PROBLEM DETAILS = Switch "Pressure (mb)" to "Pressure (hPa)" in the stretch from the start of the records through the line containing "y-tick-label: 600 <box>108 627 148 649</box>", leaving everything else unchanged, and give back only those lines.

— BEGIN —

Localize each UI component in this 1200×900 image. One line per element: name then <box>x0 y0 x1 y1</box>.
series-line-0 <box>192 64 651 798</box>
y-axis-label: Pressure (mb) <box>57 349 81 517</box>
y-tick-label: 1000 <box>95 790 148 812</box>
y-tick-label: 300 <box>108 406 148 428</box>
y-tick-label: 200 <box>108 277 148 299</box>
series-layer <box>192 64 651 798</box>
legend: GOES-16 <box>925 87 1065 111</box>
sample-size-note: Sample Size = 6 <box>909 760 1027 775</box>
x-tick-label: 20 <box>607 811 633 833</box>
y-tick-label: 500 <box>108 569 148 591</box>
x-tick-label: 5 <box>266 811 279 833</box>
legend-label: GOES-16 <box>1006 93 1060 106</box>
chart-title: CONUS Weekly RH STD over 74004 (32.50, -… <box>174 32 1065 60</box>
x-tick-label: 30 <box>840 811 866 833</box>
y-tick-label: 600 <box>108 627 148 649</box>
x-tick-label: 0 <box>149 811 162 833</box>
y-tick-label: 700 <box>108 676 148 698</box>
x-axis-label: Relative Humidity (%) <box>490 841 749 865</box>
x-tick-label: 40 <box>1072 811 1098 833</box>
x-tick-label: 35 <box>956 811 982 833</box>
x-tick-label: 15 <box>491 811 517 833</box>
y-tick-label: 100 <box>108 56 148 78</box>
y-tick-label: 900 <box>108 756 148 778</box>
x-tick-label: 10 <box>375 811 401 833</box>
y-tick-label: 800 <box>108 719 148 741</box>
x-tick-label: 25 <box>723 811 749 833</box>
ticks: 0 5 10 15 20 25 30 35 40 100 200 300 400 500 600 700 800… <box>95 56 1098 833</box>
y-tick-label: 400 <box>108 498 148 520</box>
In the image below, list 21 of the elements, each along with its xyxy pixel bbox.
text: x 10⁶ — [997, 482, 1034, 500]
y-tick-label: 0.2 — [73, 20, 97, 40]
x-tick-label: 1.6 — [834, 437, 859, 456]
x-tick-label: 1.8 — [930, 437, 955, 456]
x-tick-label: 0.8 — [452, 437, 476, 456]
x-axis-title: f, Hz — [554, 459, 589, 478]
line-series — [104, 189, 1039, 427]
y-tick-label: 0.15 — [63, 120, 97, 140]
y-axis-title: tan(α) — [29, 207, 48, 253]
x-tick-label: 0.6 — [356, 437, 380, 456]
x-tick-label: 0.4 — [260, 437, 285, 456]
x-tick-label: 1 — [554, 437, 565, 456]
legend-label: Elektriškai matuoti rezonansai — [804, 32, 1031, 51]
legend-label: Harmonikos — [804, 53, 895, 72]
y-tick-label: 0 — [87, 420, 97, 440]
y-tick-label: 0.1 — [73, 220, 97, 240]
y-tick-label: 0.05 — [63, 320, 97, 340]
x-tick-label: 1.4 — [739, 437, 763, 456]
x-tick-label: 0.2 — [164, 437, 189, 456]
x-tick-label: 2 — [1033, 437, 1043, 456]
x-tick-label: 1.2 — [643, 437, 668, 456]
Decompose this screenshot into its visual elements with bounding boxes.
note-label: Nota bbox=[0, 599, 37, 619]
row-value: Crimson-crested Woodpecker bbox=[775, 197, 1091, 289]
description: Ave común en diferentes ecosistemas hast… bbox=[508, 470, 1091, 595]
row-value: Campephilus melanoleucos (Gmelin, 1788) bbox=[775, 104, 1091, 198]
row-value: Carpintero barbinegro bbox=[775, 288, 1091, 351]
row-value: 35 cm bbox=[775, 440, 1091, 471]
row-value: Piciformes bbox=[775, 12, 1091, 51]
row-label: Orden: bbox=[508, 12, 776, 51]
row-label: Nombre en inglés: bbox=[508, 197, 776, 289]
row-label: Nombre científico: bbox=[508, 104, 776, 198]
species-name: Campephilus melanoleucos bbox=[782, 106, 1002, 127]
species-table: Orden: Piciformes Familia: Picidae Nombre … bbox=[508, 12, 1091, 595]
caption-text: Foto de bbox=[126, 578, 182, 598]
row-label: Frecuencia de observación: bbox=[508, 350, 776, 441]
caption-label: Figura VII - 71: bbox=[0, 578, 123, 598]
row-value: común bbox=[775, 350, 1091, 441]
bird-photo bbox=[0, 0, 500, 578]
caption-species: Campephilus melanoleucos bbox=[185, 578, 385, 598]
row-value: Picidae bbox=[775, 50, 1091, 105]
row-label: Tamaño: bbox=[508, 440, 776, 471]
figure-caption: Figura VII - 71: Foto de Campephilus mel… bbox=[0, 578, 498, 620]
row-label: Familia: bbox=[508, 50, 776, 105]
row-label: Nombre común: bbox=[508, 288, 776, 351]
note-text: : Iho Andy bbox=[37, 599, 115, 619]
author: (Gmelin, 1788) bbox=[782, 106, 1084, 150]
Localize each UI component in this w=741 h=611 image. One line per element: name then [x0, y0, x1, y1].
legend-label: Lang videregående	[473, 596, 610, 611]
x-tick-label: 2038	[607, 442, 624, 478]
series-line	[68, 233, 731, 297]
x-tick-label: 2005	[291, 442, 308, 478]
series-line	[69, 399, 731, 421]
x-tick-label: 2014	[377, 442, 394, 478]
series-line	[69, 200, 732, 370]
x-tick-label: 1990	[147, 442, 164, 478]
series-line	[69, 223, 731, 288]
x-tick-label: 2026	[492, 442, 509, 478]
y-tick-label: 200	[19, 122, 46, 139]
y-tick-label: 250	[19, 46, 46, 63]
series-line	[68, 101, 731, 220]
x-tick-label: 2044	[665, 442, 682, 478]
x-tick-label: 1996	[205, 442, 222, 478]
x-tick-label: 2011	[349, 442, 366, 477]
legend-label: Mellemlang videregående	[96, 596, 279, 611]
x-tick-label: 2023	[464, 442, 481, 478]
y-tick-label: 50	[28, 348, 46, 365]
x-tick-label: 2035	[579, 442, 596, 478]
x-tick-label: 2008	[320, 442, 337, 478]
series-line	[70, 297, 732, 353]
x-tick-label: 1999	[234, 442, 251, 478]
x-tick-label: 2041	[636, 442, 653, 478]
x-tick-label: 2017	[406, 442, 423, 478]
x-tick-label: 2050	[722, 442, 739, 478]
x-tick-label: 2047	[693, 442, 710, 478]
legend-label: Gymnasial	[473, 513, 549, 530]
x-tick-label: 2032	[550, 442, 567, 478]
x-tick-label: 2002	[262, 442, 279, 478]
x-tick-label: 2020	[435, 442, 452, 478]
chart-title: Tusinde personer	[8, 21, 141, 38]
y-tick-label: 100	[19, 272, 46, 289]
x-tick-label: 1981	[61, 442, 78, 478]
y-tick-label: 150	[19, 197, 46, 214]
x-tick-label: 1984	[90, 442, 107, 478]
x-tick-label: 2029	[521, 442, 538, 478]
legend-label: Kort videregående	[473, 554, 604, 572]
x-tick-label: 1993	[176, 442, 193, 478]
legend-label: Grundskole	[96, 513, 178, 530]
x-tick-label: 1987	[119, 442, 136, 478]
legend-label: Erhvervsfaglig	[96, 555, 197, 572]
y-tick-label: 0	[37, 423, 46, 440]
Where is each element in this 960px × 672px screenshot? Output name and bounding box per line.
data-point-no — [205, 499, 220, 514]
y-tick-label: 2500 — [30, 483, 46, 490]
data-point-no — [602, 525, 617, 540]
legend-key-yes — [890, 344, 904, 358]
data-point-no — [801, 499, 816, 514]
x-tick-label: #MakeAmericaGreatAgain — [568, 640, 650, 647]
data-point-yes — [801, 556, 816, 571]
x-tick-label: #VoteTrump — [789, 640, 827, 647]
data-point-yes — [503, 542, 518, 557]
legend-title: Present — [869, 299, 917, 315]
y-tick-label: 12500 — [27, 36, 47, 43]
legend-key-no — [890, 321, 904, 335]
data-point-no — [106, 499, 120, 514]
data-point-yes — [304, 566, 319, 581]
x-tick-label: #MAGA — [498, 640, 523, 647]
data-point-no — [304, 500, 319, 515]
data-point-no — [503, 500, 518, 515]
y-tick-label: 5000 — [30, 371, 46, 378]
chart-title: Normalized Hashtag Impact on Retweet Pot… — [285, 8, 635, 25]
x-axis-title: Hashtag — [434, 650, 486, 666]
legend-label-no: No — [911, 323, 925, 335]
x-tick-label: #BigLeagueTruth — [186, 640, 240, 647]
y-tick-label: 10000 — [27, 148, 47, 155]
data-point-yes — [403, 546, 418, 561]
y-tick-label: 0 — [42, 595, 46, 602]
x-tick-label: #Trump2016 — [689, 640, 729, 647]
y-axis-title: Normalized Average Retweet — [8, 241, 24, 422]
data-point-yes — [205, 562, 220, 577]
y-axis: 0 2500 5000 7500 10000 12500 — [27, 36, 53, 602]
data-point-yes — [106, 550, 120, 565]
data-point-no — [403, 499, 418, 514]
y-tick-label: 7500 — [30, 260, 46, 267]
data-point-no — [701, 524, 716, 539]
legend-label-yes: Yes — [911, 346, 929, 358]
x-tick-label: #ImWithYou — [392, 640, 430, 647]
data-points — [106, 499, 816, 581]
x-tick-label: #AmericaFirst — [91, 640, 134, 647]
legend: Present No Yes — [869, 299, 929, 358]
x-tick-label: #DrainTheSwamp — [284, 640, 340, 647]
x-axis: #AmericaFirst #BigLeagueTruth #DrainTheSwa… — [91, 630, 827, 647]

— END —

THE ANSWER =
Localize each UI component in this 1200×900 image. One line per element: name then <box>x0 y0 x1 y1</box>.
series-line-0 <box>192 64 651 798</box>
y-axis-label: Pressure (hPa) <box>57 349 81 517</box>
y-tick-label: 1000 <box>95 790 148 812</box>
y-tick-label: 300 <box>108 406 148 428</box>
y-tick-label: 200 <box>108 277 148 299</box>
series-layer <box>192 64 651 798</box>
legend: GOES-16 <box>925 87 1065 111</box>
sample-size-note: Sample Size = 6 <box>909 760 1027 775</box>
x-tick-label: 20 <box>607 811 633 833</box>
y-tick-label: 500 <box>108 569 148 591</box>
x-tick-label: 5 <box>266 811 279 833</box>
legend-label: GOES-16 <box>1006 93 1060 106</box>
chart-title: CONUS Weekly RH STD over 74004 (32.50, -… <box>174 32 1065 60</box>
x-tick-label: 30 <box>840 811 866 833</box>
y-tick-label: 600 <box>108 627 148 649</box>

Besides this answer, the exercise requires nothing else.